** Begin Input rows **

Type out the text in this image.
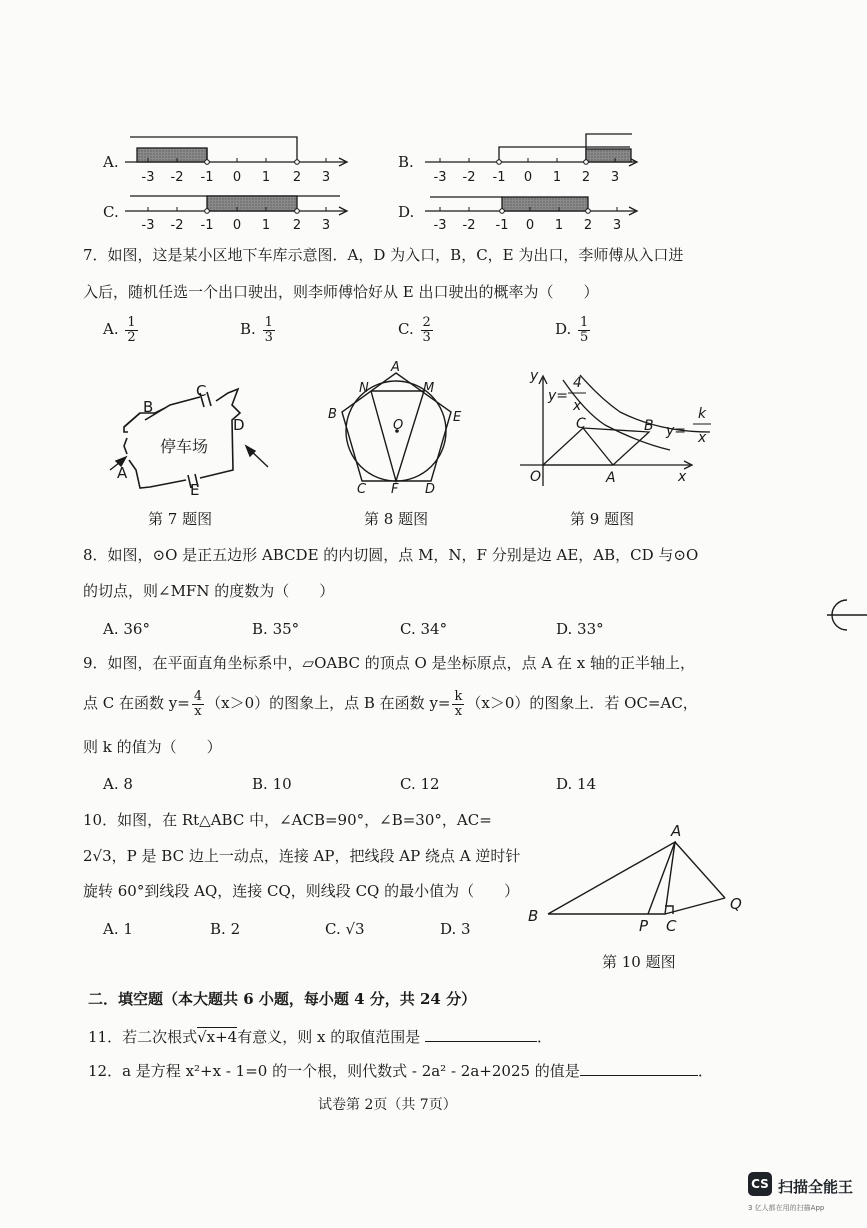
A.	B.
C.	D.
-3 -2 -1 0 1 2 3	-3 -2 -1 0 1 2 3
-3 -2 -1 0 1 2 3	-3 -2 -1 0 1 2 3
7．如图，这是某小区地下车库示意图．A，D 为入口，B，C，E 为出口，李师傅从入口进
入后，随机任选一个出口驶出，则李师傅恰好从 E 出口驶出的概率为（　　）
A. $\frac{1}{2}$	B. $\frac{1}{3}$	C. $\frac{2}{3}$	D. $\frac{1}{5}$
停车场
B
C
D
A
E
第 7 题图
A
N	M
B	E
O
C F D
第 8 题图
y
x
O	A
B
C
y=
4
x
y=
k
x
第 9 题图
8．如图，⊙O 是正五边形 ABCDE 的内切圆，点 M，N，F 分别是边 AE，AB，CD 与⊙O
的切点，则∠MFN 的度数为（　　）
A. 36°	B. 35°	C. 34°	D. 33°
9．如图，在平面直角坐标系中，▱OABC 的顶点 O 是坐标原点，点 A 在 x 轴的正半轴上，
点 C 在函数 $y= \frac{4}{x} (x>0)$的图象上，点 B 在函数 $y= \frac{k}{x} (x>0)$的图象上．若 OC=AC，
则 k 的值为（　　）
A. 8	B. 10	C. 12	D. 14
10．如图，在 Rt△ABC 中，∠ACB=90°，∠B=30°，AC=
2√3，P 是 BC 边上一动点，连接 AP，把线段 AP 绕点 A 逆时针
旋转 60°到线段 AQ，连接 CQ，则线段 CQ 的最小值为（　　）
A. 1	B. 2	C. √3	D. 3
A
B
P C
Q
第 10 题图
二．填空题（本大题共 6 小题，每小题 4 分，共 24 分）
11．若二次根式√x+4有意义，则 x 的取值范围是	．
12．a 是方程 x²+x - 1=0 的一个根，则代数式 - 2a² - 2a+2025 的值是	．
试卷第 2页（共 7页）
CS 扫描全能王
3 亿人都在用的扫描App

** End Input rows **

■ Work instructions:
Pick out all the lines with the word "frac" in them and copy them.

■ Answer for the task:
A. $\frac{1}{2}$	B. $\frac{1}{3}$	C. $\frac{2}{3}$	D. $\frac{1}{5}$
点 C 在函数 $y= \frac{4}{x} (x>0)$的图象上，点 B 在函数 $y= \frac{k}{x} (x>0)$的图象上．若 OC=AC，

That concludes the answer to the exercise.